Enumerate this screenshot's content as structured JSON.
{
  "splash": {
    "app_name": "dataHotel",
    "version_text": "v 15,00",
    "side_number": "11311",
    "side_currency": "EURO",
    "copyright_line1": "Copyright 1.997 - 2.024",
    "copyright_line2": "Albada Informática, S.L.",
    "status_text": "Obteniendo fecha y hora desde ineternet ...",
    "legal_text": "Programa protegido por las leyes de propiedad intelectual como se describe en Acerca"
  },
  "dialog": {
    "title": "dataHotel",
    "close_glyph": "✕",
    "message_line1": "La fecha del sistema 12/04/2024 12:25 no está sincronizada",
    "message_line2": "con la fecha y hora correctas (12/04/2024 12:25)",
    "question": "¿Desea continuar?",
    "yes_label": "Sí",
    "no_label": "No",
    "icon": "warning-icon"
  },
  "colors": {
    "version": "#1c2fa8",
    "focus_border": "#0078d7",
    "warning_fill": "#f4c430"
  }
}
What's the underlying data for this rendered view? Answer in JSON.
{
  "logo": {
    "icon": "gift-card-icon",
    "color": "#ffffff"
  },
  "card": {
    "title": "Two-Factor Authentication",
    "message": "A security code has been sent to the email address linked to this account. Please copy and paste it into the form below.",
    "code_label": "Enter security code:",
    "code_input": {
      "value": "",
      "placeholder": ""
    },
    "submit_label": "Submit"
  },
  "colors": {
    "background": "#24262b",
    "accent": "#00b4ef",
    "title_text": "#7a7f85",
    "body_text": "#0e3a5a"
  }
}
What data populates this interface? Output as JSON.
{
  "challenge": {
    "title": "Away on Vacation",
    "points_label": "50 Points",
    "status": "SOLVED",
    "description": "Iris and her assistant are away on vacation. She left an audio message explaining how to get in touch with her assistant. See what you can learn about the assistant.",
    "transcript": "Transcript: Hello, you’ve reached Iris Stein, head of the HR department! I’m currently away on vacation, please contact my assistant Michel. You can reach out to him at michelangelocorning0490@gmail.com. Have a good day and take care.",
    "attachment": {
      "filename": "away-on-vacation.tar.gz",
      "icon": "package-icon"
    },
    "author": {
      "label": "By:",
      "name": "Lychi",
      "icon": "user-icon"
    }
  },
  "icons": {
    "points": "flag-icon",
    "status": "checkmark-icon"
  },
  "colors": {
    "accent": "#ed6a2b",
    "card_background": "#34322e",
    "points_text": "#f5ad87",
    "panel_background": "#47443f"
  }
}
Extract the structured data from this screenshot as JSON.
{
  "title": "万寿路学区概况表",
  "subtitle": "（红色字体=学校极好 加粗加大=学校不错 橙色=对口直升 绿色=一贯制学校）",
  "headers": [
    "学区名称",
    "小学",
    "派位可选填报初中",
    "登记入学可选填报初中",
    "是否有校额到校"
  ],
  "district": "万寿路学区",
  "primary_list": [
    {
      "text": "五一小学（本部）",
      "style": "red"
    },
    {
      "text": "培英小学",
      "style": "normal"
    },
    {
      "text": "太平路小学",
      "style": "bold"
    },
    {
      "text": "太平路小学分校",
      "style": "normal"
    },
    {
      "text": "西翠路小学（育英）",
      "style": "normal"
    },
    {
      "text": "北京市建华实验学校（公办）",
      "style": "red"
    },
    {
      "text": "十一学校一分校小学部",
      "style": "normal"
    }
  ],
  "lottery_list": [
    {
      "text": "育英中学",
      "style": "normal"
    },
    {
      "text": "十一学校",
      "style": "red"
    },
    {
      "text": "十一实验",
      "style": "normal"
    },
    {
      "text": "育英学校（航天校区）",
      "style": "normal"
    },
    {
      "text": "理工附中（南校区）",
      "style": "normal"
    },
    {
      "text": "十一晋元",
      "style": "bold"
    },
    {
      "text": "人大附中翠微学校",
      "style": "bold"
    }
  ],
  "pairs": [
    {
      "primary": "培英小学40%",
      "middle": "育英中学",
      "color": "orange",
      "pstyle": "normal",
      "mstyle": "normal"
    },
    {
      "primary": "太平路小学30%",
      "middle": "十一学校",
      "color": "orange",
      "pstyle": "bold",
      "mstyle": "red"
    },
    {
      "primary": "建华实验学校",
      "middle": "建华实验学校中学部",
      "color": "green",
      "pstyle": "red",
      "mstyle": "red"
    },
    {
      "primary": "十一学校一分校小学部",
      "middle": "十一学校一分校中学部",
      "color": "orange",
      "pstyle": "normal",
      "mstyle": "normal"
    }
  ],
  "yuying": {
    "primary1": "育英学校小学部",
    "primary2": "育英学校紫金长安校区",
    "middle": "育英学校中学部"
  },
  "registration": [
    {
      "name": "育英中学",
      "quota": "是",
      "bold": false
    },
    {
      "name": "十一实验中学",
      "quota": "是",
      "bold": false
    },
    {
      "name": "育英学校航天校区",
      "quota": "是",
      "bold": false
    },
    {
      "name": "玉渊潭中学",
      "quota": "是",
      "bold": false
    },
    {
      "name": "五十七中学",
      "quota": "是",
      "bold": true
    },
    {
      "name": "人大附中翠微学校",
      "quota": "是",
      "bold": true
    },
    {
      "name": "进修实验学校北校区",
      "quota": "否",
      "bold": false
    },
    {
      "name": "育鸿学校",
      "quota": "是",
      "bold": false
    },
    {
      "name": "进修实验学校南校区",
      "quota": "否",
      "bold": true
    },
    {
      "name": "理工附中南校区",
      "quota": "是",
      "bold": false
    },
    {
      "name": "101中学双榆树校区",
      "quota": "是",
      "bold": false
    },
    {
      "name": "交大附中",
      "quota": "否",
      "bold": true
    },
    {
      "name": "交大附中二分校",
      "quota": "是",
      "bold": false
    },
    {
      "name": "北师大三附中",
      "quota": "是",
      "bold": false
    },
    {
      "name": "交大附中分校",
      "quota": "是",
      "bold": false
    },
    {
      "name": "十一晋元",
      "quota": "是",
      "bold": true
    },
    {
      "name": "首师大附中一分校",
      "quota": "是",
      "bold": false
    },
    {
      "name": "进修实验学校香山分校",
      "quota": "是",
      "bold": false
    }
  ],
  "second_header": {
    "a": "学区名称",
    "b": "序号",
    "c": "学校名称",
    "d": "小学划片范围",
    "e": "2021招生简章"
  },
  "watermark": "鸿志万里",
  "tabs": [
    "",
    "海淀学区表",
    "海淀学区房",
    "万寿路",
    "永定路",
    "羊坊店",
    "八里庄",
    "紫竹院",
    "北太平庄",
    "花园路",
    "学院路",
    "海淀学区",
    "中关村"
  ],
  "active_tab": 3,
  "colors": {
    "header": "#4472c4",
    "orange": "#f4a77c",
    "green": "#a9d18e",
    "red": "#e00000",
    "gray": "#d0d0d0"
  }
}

==*==

*WHAT THE TASK ASKS:* Copy out the full material exactly as it appears.

*EXERCISE RESPONSE:*
Enumerate this screenshot's content as structured JSON.
{
  "splash": {
    "app_name": "dataHotel",
    "version_text": "v 15,00",
    "side_number": "11311",
    "side_currency": "EURO",
    "copyright_line1": "Copyright 1.997 - 2.024",
    "copyright_line2": "Albada Informática, S.L.",
    "status_text": "Obteniendo fecha y hora desde ineternet ...",
    "legal_text": "Programa protegido por las leyes de propiedad intelectual como se describe en Acerca"
  },
  "dialog": {
    "title": "dataHotel",
    "close_glyph": "✕",
    "message_line1": "La fecha del sistema 12/04/2024 12:25 no está sincronizada",
    "message_line2": "con la fecha y hora correctas (12/04/2024 12:25)",
    "question": "¿Desea continuar?",
    "yes_label": "Sí",
    "no_label": "No",
    "icon": "warning-icon"
  },
  "colors": {
    "version": "#1c2fa8",
    "focus_border": "#0078d7",
    "warning_fill": "#f4c430"
  }
}
What's the underlying data for this rendered view? Answer in JSON.
{
  "logo": {
    "icon": "gift-card-icon",
    "color": "#ffffff"
  },
  "card": {
    "title": "Two-Factor Authentication",
    "message": "A security code has been sent to the email address linked to this account. Please copy and paste it into the form below.",
    "code_label": "Enter security code:",
    "code_input": {
      "value": "",
      "placeholder": ""
    },
    "submit_label": "Submit"
  },
  "colors": {
    "background": "#24262b",
    "accent": "#00b4ef",
    "title_text": "#7a7f85",
    "body_text": "#0e3a5a"
  }
}
What data populates this interface? Output as JSON.
{
  "challenge": {
    "title": "Away on Vacation",
    "points_label": "50 Points",
    "status": "SOLVED",
    "description": "Iris and her assistant are away on vacation. She left an audio message explaining how to get in touch with her assistant. See what you can learn about the assistant.",
    "transcript": "Transcript: Hello, you’ve reached Iris Stein, head of the HR department! I’m currently away on vacation, please contact my assistant Michel. You can reach out to him at michelangelocorning0490@gmail.com. Have a good day and take care.",
    "attachment": {
      "filename": "away-on-vacation.tar.gz",
      "icon": "package-icon"
    },
    "author": {
      "label": "By:",
      "name": "Lychi",
      "icon": "user-icon"
    }
  },
  "icons": {
    "points": "flag-icon",
    "status": "checkmark-icon"
  },
  "colors": {
    "accent": "#ed6a2b",
    "card_background": "#34322e",
    "points_text": "#f5ad87",
    "panel_background": "#47443f"
  }
}
Extract the structured data from this screenshot as JSON.
{
  "title": "万寿路学区概况表",
  "subtitle": "（红色字体=学校极好 加粗加大=学校不错 橙色=对口直升 绿色=一贯制学校）",
  "headers": [
    "学区名称",
    "小学",
    "派位可选填报初中",
    "登记入学可选填报初中",
    "是否有校额到校"
  ],
  "district": "万寿路学区",
  "primary_list": [
    {
      "text": "五一小学（本部）",
      "style": "red"
    },
    {
      "text": "培英小学",
      "style": "normal"
    },
    {
      "text": "太平路小学",
      "style": "bold"
    },
    {
      "text": "太平路小学分校",
      "style": "normal"
    },
    {
      "text": "西翠路小学（育英）",
      "style": "normal"
    },
    {
      "text": "北京市建华实验学校（公办）",
      "style": "red"
    },
    {
      "text": "十一学校一分校小学部",
      "style": "normal"
    }
  ],
  "lottery_list": [
    {
      "text": "育英中学",
      "style": "normal"
    },
    {
      "text": "十一学校",
      "style": "red"
    },
    {
      "text": "十一实验",
      "style": "normal"
    },
    {
      "text": "育英学校（航天校区）",
      "style": "normal"
    },
    {
      "text": "理工附中（南校区）",
      "style": "normal"
    },
    {
      "text": "十一晋元",
      "style": "bold"
    },
    {
      "text": "人大附中翠微学校",
      "style": "bold"
    }
  ],
  "pairs": [
    {
      "primary": "培英小学40%",
      "middle": "育英中学",
      "color": "orange",
      "pstyle": "normal",
      "mstyle": "normal"
    },
    {
      "primary": "太平路小学30%",
      "middle": "十一学校",
      "color": "orange",
      "pstyle": "bold",
      "mstyle": "red"
    },
    {
      "primary": "建华实验学校",
      "middle": "建华实验学校中学部",
      "color": "green",
      "pstyle": "red",
      "mstyle": "red"
    },
    {
      "primary": "十一学校一分校小学部",
      "middle": "十一学校一分校中学部",
      "color": "orange",
      "pstyle": "normal",
      "mstyle": "normal"
    }
  ],
  "yuying": {
    "primary1": "育英学校小学部",
    "primary2": "育英学校紫金长安校区",
    "middle": "育英学校中学部"
  },
  "registration": [
    {
      "name": "育英中学",
      "quota": "是",
      "bold": false
    },
    {
      "name": "十一实验中学",
      "quota": "是",
      "bold": false
    },
    {
      "name": "育英学校航天校区",
      "quota": "是",
      "bold": false
    },
    {
      "name": "玉渊潭中学",
      "quota": "是",
      "bold": false
    },
    {
      "name": "五十七中学",
      "quota": "是",
      "bold": true
    },
    {
      "name": "人大附中翠微学校",
      "quota": "是",
      "bold": true
    },
    {
      "name": "进修实验学校北校区",
      "quota": "否",
      "bold": false
    },
    {
      "name": "育鸿学校",
      "quota": "是",
      "bold": false
    },
    {
      "name": "进修实验学校南校区",
      "quota": "否",
      "bold": true
    },
    {
      "name": "理工附中南校区",
      "quota": "是",
      "bold": false
    },
    {
      "name": "101中学双榆树校区",
      "quota": "是",
      "bold": false
    },
    {
      "name": "交大附中",
      "quota": "否",
      "bold": true
    },
    {
      "name": "交大附中二分校",
      "quota": "是",
      "bold": false
    },
    {
      "name": "北师大三附中",
      "quota": "是",
      "bold": false
    },
    {
      "name": "交大附中分校",
      "quota": "是",
      "bold": false
    },
    {
      "name": "十一晋元",
      "quota": "是",
      "bold": true
    },
    {
      "name": "首师大附中一分校",
      "quota": "是",
      "bold": false
    },
    {
      "name": "进修实验学校香山分校",
      "quota": "是",
      "bold": false
    }
  ],
  "second_header": {
    "a": "学区名称",
    "b": "序号",
    "c": "学校名称",
    "d": "小学划片范围",
    "e": "2021招生简章"
  },
  "watermark": "鸿志万里",
  "tabs": [
    "",
    "海淀学区表",
    "海淀学区房",
    "万寿路",
    "永定路",
    "羊坊店",
    "八里庄",
    "紫竹院",
    "北太平庄",
    "花园路",
    "学院路",
    "海淀学区",
    "中关村"
  ],
  "active_tab": 3,
  "colors": {
    "header": "#4472c4",
    "orange": "#f4a77c",
    "green": "#a9d18e",
    "red": "#e00000",
    "gray": "#d0d0d0"
  }
}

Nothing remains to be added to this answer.